CONSIGNE A:
Recopiez sans rien modifier le passage du texte sur l'accord d'association Algérie-UE. Commencez aux mots "L'Accord d'association Algérie-UE, en" et arrêtez-vous après "compris la France.".
CONSIGNE B:
Dans les enregistrements, remplacez s'il vous plaît "thumbs-up-icon" par "like-icon" en laissant tout le reste identique. Partez du début des enregistrements, arrêtez-vous après la ligne qui contient "page-description-end: !: [878, 114, 885, 133]" et ne rendez que ces lignes.

SOURCE:
◇ ◇ ◇ ◇

L'Accord d'association Algérie-UE, en vigueur depuis le 1er septembre 2005 est, pour le moins qu'on puisse dire, en stand-by. L'Algérie, qui s'estime lésée, avait demandé depuis plusieurs années, sa révision, afin d'asseoir une meilleure base d'échanges mutuellement bénéfique. Lors de son entrevue périodique avec des représentants des médias, diffusée le 5 octobre 2024, le président de la République a précisé que l'accord d'association avec l'Union européenne sera révisé à partir de 2025, soulignant que cette révision, désormais nécessaire, sera menée avec souplesse et dans un esprit amical, sans entrer en conflit car, a-t-il dit, nous entretenons des relations normales avec les Etats de l'Union européenne, y compris la France.
Les principes de l'Accord d'association sur le plan économique sont identiques à ceux que l'on retrouve avec les règles de l'OMC où les pays membres accaparent plus de 95 % du commerce mondial et la majorité des pays de l'OPEP et hors OPEP ainsi que la Chine et la Russie sont membres, l'Algérie ayant déposé sa demande d'adhésion (à l'époque au GATT) en juin 1987 et depuis elle n'est toujours pas entrée à l'OMC. Il y a lieu de préciser que les principales résolutions de la quatrième Conférence ministérielle, tenue à Doha, en novembre 2001, a examiné les problèmes que rencontrent les pays en développement pour mettre en œuvre les Accords actuels de l'OMC, c'est-à-dire les accords issus des négociations du Cycle d'Uruguay. La décision sur la mise en œuvre a porté au titre de la balance des paiements avec des conditions moins rigoureuses énoncées dans le GATT. Cela est applicable aux pays en développement s'ils restreignent leurs importations pour protéger l'équilibre de leur balance des paiements. Du point de vue de l'Accord d'association, l'on devra distinguer les incidences générales des incidences sur les services énergétiques. En ce qui concerne les incidences générales : l'interdiction du recours à la « dualité des prix » pour les ressources naturelles, en particulier le pétrole (prix internes plus bas que ceux à l'exportation) ; l'élimination générale des restrictions quantitatives au commerce (à l'import et à l'export) ; obligation de mettre en place les normes de qualité pour protéger la santé tant des hommes que des animaux (règles sanitaires et phytosanitaires). Les conséquences de tels accords sont : le démantèlement des droits de douane et taxes pour les produits industriels et manufacturés sur une période de transition ; les relations de partenariat entre les deux parties seront basées sur l'initiative privée. Tous les monopoles d'Etat à caractère commercial sont ajustés progressivement pour une période à négocier.

◇ ◇ ◇ ◇

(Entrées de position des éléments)
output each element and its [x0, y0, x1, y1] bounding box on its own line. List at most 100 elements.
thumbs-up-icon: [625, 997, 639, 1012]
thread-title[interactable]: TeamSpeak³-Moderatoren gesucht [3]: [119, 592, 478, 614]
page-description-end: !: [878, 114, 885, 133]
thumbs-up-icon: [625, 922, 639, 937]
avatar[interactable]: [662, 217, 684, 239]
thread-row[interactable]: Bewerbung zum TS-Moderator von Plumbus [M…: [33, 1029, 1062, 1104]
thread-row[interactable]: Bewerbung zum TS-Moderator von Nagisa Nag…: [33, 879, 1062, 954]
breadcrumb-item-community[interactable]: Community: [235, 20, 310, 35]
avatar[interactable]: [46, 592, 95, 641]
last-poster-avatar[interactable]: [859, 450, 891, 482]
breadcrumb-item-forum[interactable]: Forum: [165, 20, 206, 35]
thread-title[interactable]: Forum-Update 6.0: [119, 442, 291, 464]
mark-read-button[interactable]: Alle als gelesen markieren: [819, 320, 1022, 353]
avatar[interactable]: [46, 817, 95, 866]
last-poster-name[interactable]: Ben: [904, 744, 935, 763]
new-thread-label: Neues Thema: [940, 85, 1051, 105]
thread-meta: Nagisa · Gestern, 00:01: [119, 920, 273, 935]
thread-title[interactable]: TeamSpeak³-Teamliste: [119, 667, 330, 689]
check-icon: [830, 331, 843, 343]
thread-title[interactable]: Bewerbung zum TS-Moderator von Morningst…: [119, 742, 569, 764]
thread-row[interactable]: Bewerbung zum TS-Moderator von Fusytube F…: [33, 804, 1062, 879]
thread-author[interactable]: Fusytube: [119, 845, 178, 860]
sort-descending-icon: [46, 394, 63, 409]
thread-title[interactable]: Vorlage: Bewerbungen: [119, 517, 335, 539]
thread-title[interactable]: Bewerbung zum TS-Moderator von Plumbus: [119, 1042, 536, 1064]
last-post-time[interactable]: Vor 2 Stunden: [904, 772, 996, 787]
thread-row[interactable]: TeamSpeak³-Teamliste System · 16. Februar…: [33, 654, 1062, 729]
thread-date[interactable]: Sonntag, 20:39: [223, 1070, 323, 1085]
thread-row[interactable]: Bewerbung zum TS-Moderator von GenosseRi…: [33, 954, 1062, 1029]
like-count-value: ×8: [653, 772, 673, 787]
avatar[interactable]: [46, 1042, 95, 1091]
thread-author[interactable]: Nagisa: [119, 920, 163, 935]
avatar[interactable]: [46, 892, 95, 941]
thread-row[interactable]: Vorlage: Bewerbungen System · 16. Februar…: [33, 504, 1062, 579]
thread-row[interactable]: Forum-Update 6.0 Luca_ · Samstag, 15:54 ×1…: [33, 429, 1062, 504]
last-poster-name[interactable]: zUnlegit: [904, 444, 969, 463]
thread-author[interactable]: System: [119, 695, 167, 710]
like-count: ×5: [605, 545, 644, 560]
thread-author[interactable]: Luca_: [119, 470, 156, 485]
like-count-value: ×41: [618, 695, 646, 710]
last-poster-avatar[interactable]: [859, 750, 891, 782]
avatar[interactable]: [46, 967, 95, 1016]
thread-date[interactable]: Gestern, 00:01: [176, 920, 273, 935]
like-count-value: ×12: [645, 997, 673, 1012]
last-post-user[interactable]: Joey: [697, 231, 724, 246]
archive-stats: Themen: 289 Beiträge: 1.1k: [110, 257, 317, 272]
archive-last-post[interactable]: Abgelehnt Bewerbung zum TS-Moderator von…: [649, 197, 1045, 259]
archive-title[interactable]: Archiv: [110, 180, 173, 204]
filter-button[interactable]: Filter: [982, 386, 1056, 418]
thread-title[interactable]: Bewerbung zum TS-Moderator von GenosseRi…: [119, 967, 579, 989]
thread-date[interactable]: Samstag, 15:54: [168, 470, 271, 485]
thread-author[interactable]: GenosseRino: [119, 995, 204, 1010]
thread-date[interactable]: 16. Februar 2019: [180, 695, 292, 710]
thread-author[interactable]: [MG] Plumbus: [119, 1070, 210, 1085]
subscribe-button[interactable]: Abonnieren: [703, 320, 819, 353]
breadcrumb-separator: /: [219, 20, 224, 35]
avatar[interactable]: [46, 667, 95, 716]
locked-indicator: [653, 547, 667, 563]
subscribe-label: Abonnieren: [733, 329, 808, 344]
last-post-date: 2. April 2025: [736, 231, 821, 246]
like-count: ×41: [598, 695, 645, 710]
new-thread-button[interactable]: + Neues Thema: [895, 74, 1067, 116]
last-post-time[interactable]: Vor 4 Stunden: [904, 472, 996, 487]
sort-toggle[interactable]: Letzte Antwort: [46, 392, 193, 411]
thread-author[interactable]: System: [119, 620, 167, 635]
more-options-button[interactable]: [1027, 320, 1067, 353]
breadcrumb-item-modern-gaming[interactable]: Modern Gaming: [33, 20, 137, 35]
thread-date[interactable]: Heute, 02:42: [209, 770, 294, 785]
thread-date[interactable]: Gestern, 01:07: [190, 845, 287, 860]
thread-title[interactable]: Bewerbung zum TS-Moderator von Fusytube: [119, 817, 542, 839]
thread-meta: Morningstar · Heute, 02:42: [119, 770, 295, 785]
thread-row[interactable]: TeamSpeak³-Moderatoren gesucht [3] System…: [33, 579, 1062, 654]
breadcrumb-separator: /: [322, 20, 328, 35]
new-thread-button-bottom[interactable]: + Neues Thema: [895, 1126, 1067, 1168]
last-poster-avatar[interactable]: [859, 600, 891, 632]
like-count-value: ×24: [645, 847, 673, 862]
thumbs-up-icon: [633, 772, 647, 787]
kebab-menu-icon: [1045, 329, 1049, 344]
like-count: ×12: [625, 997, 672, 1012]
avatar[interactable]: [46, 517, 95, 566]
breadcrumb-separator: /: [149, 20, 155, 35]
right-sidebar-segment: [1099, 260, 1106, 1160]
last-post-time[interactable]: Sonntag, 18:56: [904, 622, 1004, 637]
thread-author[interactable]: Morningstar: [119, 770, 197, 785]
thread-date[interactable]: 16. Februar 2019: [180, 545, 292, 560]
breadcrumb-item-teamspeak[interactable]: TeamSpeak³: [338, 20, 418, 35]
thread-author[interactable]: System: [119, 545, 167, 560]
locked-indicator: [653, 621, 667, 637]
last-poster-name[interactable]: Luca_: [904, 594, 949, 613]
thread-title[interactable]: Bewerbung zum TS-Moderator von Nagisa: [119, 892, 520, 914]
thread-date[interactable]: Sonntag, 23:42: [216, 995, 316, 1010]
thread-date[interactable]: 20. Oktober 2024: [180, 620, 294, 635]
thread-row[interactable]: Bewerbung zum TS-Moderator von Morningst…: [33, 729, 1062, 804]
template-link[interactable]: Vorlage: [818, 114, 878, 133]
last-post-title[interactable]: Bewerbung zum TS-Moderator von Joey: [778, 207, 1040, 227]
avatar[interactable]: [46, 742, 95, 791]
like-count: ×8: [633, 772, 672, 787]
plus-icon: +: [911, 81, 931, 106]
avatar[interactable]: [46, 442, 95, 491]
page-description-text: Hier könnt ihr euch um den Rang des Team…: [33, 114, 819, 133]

◇ ◇ ◇ ◇

RÉPONSE ATTENDUE A:
L'Accord d'association Algérie-UE, en vigueur depuis le 1er septembre 2005 est, pour le moins qu'on puisse dire, en stand-by. L'Algérie, qui s'estime lésée, avait demandé depuis plusieurs années, sa révision, afin d'asseoir une meilleure base d'échanges mutuellement bénéfique. Lors de son entrevue périodique avec des représentants des médias, diffusée le 5 octobre 2024, le président de la République a précisé que l'accord d'association avec l'Union européenne sera révisé à partir de 2025, soulignant que cette révision, désormais nécessaire, sera menée avec souplesse et dans un esprit amical, sans entrer en conflit car, a-t-il dit, nous entretenons des relations normales avec les Etats de l'Union européenne, y compris la France.

RÉPONSE ATTENDUE B:
output each element and its [x0, y0, x1, y1] bounding box on its own line. List at most 100 elements.
like-icon: [625, 997, 639, 1012]
thread-title[interactable]: TeamSpeak³-Moderatoren gesucht [3]: [119, 592, 478, 614]
page-description-end: !: [878, 114, 885, 133]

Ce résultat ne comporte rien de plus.